Items from a dataset:
---

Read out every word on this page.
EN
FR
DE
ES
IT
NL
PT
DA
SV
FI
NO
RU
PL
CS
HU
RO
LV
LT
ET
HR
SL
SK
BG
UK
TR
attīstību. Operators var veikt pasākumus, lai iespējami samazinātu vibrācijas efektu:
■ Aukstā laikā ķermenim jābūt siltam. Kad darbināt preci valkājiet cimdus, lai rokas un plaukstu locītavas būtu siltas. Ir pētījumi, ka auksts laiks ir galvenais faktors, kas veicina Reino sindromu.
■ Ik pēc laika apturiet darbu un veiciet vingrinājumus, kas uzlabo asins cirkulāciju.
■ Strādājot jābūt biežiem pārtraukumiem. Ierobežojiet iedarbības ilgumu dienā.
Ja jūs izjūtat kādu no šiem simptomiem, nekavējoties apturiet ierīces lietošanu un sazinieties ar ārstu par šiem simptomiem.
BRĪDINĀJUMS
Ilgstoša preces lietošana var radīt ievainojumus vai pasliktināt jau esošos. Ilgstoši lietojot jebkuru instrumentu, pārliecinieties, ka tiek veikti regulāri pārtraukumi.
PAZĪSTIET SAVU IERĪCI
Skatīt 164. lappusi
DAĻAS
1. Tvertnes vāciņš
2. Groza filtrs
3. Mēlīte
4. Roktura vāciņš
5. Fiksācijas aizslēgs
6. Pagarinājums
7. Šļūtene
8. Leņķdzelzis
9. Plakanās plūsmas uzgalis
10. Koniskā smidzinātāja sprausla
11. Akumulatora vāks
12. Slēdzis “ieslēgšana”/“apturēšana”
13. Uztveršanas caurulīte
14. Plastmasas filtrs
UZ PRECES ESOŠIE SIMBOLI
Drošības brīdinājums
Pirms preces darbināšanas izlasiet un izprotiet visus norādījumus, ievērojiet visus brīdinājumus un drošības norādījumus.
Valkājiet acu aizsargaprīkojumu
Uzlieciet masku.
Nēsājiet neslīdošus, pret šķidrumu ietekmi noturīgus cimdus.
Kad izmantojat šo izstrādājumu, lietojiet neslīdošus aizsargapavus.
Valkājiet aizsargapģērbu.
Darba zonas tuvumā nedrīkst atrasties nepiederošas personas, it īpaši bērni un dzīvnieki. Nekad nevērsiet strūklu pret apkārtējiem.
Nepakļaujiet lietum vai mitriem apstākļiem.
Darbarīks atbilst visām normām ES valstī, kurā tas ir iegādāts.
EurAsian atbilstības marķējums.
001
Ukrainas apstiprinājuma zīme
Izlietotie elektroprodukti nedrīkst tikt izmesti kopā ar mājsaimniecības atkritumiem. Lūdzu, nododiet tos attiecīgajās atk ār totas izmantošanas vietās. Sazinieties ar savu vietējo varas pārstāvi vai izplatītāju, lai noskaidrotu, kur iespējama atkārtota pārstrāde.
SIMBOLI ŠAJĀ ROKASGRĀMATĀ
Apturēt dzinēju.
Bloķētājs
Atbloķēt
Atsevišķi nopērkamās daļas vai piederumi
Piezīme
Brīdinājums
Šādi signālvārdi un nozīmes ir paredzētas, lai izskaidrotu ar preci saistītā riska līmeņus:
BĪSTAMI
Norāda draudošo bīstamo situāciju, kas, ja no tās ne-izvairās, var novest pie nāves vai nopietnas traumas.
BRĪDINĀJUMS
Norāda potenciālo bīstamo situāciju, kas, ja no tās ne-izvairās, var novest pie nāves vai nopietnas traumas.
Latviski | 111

---

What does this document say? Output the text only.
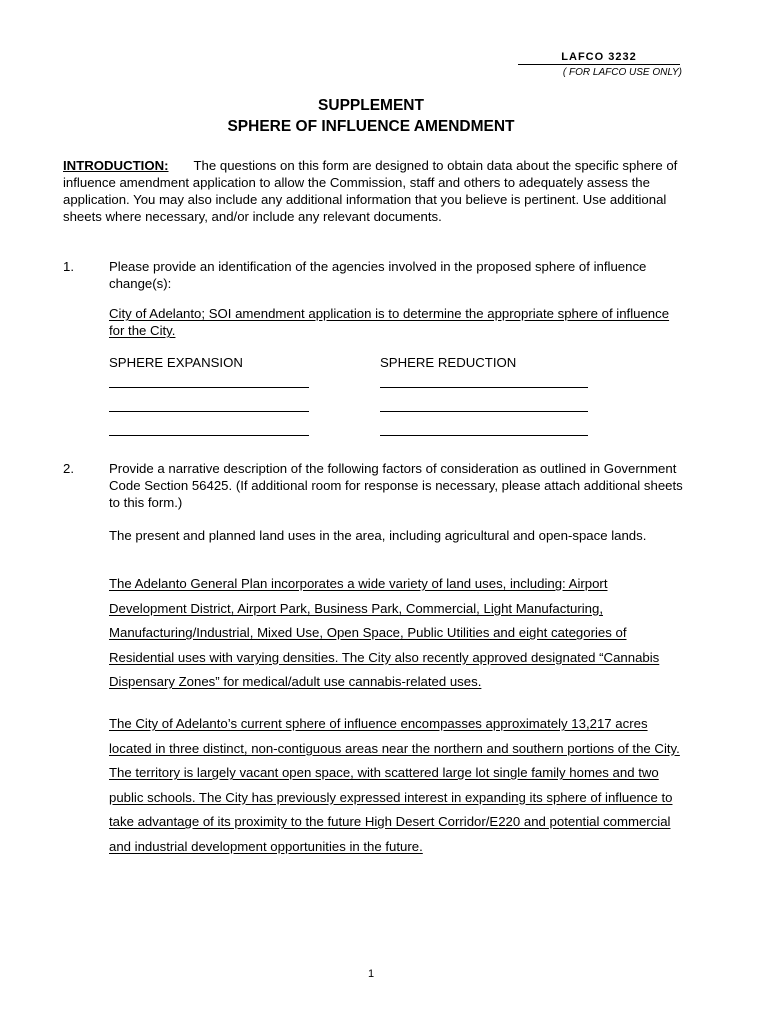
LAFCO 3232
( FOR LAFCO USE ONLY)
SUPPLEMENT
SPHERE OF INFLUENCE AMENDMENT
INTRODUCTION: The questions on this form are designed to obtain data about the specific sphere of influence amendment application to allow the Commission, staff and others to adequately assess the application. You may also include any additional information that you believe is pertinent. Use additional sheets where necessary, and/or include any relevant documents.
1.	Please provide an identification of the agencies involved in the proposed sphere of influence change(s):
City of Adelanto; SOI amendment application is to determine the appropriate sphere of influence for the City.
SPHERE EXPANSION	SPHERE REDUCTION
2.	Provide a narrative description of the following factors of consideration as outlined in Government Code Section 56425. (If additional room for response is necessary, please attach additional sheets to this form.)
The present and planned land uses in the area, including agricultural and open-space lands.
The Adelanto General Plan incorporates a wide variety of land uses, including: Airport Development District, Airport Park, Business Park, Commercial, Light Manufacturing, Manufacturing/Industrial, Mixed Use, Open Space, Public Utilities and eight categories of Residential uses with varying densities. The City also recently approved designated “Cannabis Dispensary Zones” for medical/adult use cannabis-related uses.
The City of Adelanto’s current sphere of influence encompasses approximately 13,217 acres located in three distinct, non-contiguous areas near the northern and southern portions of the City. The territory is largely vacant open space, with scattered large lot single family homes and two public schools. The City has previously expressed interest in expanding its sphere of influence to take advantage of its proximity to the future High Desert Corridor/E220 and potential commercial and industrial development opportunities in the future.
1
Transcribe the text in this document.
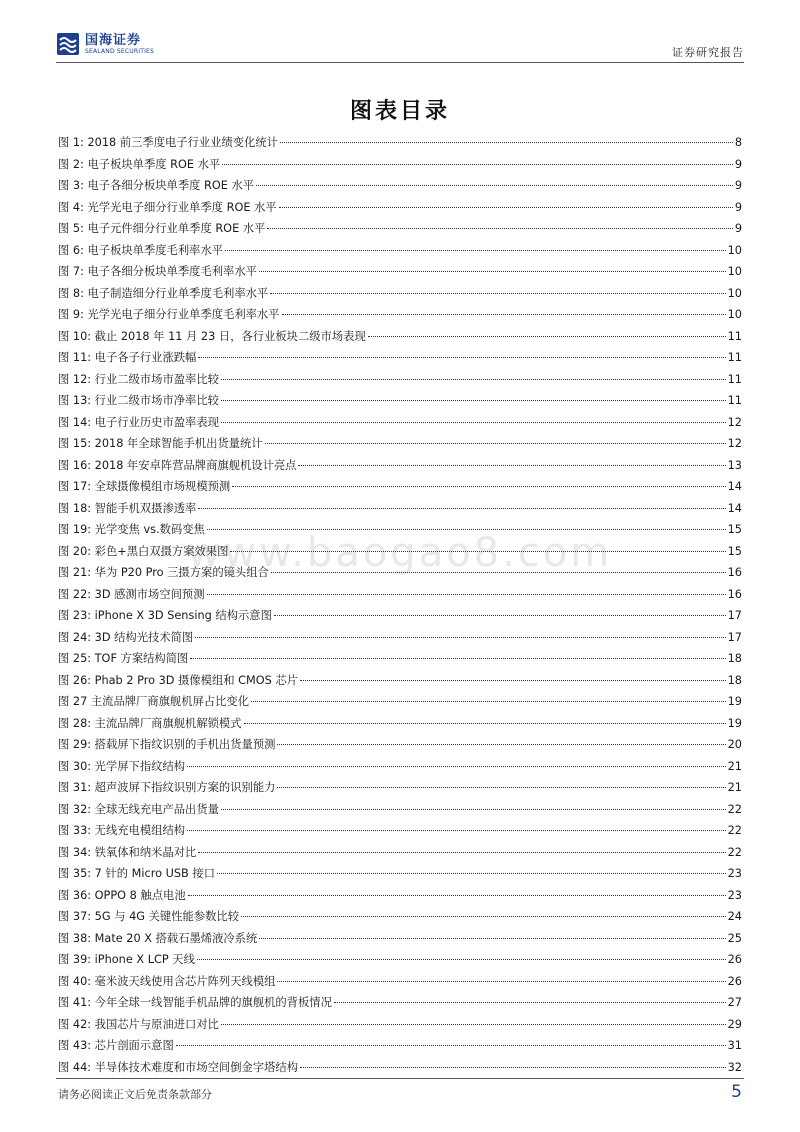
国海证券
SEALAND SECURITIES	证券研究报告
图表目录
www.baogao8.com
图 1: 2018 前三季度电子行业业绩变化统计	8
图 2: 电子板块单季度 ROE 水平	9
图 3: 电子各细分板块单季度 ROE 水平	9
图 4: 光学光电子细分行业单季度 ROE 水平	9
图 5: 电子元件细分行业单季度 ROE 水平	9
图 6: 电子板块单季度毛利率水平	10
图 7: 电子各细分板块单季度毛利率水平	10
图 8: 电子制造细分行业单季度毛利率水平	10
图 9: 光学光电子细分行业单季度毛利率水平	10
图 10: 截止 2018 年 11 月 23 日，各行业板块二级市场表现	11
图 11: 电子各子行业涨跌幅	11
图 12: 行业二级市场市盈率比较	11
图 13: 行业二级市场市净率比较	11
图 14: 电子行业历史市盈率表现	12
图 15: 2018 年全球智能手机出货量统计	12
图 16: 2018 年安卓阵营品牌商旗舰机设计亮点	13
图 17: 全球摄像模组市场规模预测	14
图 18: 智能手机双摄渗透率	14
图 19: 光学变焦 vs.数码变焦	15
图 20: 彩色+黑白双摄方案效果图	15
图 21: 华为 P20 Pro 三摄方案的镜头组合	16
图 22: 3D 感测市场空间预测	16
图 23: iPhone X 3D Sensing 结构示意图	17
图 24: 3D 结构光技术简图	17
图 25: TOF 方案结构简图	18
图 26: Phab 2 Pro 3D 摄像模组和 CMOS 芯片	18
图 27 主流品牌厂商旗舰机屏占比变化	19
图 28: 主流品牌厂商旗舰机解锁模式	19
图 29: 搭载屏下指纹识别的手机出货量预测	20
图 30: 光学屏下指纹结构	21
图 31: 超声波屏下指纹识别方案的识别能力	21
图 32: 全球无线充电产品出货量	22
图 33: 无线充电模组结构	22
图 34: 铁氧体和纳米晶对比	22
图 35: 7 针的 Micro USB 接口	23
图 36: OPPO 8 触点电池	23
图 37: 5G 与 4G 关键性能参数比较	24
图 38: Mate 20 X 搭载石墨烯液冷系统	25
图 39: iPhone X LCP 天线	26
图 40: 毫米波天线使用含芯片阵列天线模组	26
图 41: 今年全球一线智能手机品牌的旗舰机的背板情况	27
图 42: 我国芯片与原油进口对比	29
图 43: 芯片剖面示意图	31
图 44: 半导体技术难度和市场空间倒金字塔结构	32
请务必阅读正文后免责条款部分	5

---

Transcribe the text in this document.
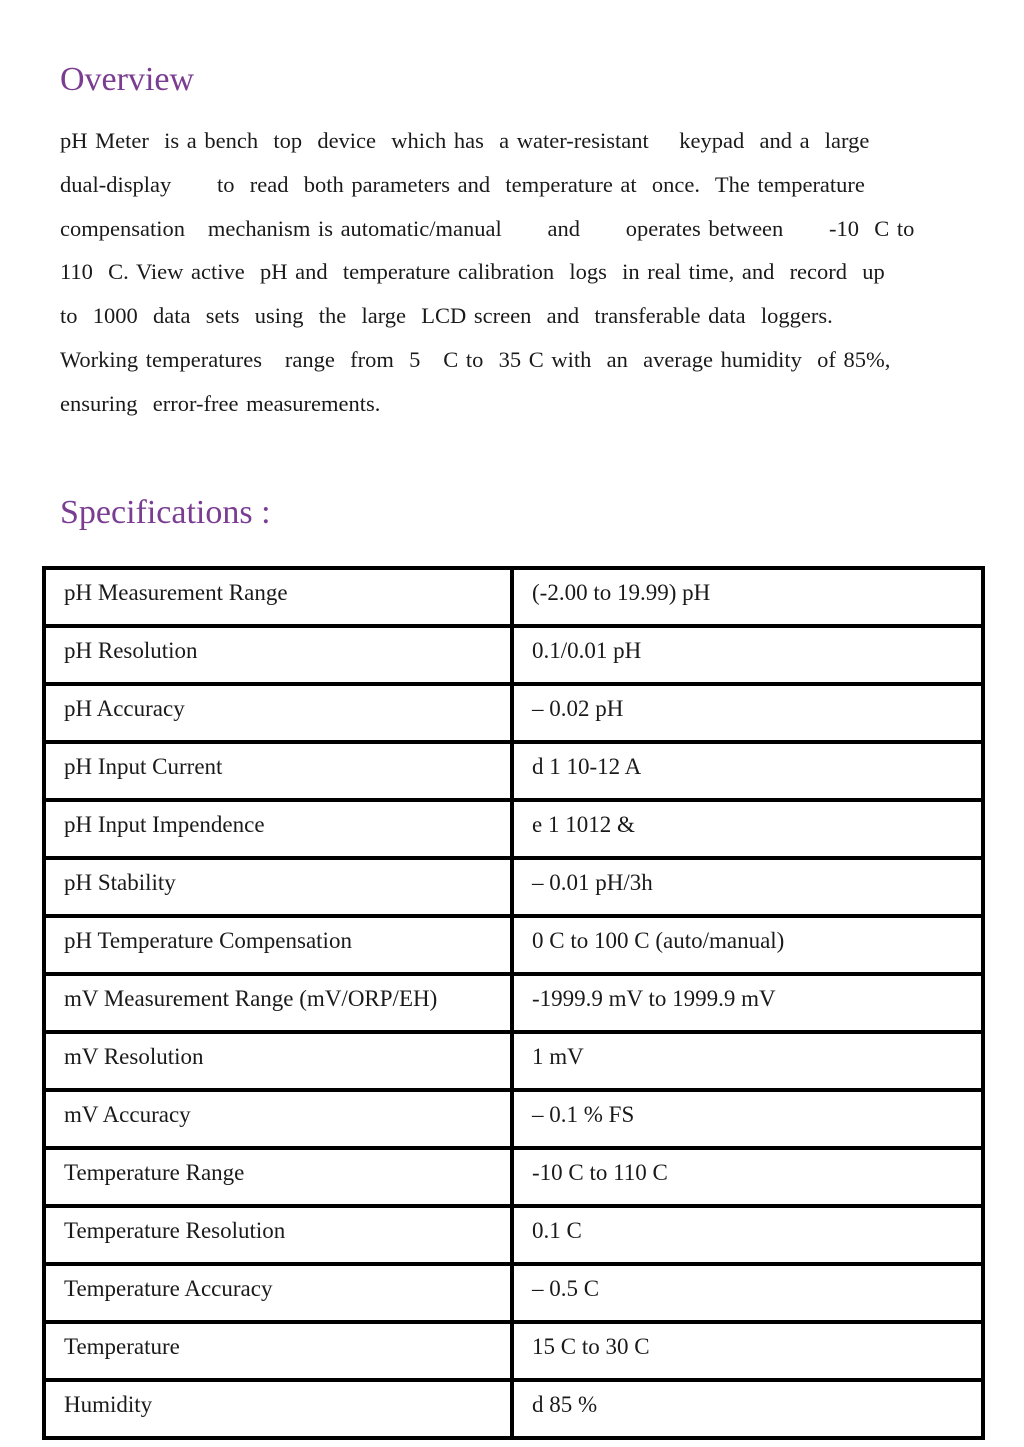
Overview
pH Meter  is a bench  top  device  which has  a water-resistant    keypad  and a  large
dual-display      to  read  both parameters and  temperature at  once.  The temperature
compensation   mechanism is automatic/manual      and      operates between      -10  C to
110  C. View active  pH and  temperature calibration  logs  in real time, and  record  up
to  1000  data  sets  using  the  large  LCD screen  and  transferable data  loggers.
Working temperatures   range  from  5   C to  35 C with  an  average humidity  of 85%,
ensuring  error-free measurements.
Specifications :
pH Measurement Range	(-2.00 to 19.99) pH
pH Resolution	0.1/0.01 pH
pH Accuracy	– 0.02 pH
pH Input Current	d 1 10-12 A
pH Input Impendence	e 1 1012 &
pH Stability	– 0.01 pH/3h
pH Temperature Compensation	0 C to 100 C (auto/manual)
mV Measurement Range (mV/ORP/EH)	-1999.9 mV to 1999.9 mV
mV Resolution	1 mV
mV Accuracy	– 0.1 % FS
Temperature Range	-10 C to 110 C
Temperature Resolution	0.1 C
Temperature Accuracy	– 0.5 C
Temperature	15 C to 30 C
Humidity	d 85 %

---

> _What is expected_
Check each line above for the string "jābūt" and show the ones that have it.

> _Exercise answer_
■ Aukstā laikā ķermenim jābūt siltam. Kad darbināt preci valkājiet cimdus, lai rokas un plaukstu locītavas būtu siltas. Ir pētījumi, ka auksts laiks ir galvenais faktors, kas veicina Reino sindromu.
■ Strādājot jābūt biežiem pārtraukumiem. Ierobežojiet iedarbības ilgumu dienā.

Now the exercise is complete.